**Annotations of layout elements:**
<<<<
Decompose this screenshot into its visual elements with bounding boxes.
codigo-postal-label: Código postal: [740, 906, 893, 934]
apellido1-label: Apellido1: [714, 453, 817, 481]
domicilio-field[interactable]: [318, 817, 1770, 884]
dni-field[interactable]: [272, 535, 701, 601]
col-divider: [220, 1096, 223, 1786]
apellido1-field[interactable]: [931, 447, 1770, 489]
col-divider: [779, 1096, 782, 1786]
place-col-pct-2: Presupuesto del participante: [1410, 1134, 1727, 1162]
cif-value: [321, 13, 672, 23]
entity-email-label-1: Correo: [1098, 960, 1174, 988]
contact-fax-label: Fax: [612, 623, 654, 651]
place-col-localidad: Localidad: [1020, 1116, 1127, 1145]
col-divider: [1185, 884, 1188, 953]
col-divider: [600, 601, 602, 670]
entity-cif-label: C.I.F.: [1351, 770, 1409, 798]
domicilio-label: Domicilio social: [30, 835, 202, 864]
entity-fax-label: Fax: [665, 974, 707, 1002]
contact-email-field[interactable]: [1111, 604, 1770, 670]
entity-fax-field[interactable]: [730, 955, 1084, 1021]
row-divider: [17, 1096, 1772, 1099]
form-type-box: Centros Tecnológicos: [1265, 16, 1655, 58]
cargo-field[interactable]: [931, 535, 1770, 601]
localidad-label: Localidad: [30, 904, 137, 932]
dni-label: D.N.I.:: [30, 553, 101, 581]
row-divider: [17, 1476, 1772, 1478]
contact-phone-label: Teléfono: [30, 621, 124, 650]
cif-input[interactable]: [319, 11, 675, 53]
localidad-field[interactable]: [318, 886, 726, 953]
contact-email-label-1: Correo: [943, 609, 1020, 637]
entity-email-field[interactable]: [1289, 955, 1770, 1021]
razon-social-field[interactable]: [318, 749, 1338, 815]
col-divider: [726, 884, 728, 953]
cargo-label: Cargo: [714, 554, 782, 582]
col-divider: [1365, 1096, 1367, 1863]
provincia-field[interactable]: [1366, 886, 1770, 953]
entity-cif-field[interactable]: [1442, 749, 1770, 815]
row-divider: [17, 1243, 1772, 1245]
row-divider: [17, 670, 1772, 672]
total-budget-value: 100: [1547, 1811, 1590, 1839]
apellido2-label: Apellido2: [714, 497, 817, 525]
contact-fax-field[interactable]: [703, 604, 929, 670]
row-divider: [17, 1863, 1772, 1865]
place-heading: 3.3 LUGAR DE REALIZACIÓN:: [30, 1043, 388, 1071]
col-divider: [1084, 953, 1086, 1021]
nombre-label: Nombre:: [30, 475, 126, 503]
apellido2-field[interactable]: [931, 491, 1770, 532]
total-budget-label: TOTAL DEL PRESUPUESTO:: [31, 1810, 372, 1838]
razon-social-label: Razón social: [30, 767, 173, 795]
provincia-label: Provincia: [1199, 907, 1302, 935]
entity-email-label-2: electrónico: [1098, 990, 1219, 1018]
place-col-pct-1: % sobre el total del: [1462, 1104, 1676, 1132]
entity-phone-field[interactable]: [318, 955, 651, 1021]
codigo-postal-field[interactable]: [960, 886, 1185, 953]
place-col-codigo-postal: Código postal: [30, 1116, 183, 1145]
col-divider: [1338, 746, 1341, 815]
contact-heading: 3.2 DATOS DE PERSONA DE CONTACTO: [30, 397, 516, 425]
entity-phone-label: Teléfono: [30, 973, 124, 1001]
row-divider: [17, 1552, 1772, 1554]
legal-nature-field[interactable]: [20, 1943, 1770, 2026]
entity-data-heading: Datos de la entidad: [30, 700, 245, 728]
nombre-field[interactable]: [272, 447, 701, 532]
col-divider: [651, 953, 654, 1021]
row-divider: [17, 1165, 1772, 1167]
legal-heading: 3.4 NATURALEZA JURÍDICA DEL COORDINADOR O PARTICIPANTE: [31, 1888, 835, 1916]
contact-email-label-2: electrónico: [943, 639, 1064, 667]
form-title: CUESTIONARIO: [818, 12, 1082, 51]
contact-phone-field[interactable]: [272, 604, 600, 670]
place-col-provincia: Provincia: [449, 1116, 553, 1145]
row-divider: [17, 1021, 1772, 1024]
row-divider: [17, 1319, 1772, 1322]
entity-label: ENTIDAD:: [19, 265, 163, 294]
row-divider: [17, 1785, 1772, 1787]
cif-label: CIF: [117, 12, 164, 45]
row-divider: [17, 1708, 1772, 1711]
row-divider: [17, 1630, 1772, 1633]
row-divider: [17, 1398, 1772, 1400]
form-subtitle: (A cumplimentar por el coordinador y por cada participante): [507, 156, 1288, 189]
>>>>
**Exercise task:**
Gather every line above that contains the string "localidad", treating uppercase and lowercase letters as distinct.

**Solution to the problem:**
place-col-localidad: Localidad: [1020, 1116, 1127, 1145]
localidad-label: Localidad: [30, 904, 137, 932]
localidad-field[interactable]: [318, 886, 726, 953]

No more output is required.